Records shown:
--- Begin ---
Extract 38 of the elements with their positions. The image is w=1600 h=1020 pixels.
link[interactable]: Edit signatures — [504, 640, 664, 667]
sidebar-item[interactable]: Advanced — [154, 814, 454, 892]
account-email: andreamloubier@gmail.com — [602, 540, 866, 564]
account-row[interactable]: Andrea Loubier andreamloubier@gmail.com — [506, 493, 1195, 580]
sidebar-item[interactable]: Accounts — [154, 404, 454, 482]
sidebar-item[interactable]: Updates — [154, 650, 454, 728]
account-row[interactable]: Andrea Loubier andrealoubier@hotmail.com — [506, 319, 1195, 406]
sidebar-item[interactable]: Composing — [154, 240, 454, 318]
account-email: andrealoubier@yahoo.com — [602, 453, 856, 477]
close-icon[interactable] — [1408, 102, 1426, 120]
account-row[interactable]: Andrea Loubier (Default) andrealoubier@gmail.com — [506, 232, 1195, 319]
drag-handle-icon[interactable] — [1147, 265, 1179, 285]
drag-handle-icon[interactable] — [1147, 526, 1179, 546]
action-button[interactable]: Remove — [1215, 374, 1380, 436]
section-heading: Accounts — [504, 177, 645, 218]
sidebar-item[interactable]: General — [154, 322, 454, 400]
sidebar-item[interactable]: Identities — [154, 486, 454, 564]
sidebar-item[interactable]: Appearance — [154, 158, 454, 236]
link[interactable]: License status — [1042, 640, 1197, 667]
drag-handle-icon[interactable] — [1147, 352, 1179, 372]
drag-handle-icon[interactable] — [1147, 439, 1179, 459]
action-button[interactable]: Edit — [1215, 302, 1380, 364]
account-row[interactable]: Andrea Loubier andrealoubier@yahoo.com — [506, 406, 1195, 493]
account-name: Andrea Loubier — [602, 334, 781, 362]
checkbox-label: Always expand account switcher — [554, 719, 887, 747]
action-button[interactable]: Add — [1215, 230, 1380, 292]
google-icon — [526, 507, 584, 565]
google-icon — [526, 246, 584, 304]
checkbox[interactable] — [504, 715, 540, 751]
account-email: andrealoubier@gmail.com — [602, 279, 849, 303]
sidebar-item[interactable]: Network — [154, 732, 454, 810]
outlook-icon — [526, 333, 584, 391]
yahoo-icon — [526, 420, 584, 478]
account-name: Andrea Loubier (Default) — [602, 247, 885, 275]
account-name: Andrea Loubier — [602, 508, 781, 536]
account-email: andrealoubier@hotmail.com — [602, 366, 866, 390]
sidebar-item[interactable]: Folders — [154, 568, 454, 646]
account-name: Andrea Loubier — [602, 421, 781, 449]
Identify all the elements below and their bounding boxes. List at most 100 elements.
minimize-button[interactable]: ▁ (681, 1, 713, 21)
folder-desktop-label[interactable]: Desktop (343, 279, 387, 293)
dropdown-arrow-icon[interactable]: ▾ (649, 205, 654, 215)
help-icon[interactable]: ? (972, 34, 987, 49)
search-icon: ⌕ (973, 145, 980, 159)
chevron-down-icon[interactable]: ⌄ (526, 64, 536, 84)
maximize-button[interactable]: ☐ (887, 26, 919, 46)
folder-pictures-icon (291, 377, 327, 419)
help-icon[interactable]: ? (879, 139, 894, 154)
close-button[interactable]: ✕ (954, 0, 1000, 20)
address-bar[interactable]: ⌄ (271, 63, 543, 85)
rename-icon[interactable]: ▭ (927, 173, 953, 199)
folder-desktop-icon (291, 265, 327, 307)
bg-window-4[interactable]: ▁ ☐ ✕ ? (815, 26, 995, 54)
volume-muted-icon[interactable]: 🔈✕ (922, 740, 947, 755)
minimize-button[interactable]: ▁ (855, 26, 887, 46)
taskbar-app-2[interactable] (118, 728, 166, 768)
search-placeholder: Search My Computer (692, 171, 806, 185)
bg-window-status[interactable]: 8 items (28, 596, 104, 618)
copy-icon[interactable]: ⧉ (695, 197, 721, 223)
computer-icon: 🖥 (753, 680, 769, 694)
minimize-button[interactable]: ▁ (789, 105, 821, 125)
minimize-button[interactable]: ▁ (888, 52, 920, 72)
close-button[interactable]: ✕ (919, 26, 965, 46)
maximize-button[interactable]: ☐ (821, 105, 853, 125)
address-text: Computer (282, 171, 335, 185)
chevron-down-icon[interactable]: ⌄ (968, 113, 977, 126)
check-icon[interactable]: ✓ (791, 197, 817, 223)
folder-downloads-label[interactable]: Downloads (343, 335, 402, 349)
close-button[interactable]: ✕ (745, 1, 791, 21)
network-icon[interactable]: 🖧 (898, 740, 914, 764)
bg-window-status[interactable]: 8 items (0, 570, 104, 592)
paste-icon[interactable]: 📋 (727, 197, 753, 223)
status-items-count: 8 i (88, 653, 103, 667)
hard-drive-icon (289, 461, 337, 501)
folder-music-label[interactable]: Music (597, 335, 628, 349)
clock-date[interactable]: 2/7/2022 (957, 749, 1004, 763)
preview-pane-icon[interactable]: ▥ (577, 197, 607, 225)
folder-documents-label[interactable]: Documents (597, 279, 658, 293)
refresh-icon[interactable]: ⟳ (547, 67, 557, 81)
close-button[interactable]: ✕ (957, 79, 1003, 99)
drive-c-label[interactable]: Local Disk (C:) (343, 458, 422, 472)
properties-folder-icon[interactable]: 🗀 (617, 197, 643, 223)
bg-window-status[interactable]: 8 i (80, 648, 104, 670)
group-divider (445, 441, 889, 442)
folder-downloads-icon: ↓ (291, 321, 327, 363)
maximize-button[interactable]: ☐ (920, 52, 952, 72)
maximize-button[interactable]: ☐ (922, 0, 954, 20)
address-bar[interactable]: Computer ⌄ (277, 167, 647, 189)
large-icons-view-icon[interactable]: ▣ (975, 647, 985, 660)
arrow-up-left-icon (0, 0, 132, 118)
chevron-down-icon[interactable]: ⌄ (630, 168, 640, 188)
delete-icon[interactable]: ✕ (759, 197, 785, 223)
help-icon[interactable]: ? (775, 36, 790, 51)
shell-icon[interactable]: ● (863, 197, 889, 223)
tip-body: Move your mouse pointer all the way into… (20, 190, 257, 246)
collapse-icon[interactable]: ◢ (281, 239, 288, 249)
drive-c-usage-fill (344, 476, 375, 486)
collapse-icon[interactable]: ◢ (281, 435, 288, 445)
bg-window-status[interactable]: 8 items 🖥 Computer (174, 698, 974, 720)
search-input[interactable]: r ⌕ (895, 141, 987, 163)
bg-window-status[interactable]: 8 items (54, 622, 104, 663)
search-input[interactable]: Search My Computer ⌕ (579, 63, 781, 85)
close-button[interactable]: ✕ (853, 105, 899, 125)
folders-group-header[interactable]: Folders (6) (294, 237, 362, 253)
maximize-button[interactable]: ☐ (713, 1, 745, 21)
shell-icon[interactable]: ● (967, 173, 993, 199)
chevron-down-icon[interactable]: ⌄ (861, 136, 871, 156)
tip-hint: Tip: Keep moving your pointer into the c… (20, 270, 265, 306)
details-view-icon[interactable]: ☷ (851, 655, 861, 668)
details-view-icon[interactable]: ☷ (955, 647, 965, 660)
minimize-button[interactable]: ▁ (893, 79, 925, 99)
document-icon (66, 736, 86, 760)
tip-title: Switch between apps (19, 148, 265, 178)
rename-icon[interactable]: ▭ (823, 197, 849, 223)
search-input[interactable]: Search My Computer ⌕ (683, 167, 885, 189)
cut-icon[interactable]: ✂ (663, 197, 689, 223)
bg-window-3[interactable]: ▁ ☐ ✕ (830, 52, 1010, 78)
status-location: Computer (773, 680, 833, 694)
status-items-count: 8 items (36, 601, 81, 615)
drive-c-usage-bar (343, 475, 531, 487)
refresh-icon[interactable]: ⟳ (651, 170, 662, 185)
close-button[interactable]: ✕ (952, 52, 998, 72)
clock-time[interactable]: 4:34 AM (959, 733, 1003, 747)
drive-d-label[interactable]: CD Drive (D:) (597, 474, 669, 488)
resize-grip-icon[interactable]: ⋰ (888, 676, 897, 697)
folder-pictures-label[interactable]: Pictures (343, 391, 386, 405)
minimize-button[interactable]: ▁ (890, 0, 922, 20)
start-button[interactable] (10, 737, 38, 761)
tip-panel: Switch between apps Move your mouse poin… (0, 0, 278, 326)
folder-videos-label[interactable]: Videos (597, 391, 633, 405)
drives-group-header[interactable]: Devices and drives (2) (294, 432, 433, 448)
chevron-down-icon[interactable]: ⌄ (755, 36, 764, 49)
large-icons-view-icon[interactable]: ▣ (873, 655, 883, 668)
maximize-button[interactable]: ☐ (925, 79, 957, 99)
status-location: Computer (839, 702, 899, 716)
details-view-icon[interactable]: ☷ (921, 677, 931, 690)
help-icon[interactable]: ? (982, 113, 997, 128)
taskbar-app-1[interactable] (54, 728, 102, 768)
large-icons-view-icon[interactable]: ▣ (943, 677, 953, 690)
--- End ---
To be done:
Reproduce the records verbatim, from the first line through the line containing "action-button[interactable]: Edit —", including both.

Written solution:
Extract 38 of the elements with their positions. The image is w=1600 h=1020 pixels.
link[interactable]: Edit signatures — [504, 640, 664, 667]
sidebar-item[interactable]: Advanced — [154, 814, 454, 892]
account-email: andreamloubier@gmail.com — [602, 540, 866, 564]
account-row[interactable]: Andrea Loubier andreamloubier@gmail.com — [506, 493, 1195, 580]
sidebar-item[interactable]: Accounts — [154, 404, 454, 482]
sidebar-item[interactable]: Updates — [154, 650, 454, 728]
account-row[interactable]: Andrea Loubier andrealoubier@hotmail.com — [506, 319, 1195, 406]
sidebar-item[interactable]: Composing — [154, 240, 454, 318]
account-email: andrealoubier@yahoo.com — [602, 453, 856, 477]
close-icon[interactable] — [1408, 102, 1426, 120]
account-row[interactable]: Andrea Loubier (Default) andrealoubier@gmail.com — [506, 232, 1195, 319]
drag-handle-icon[interactable] — [1147, 265, 1179, 285]
drag-handle-icon[interactable] — [1147, 526, 1179, 546]
action-button[interactable]: Remove — [1215, 374, 1380, 436]
section-heading: Accounts — [504, 177, 645, 218]
sidebar-item[interactable]: General — [154, 322, 454, 400]
sidebar-item[interactable]: Identities — [154, 486, 454, 564]
sidebar-item[interactable]: Appearance — [154, 158, 454, 236]
link[interactable]: License status — [1042, 640, 1197, 667]
drag-handle-icon[interactable] — [1147, 352, 1179, 372]
drag-handle-icon[interactable] — [1147, 439, 1179, 459]
action-button[interactable]: Edit — [1215, 302, 1380, 364]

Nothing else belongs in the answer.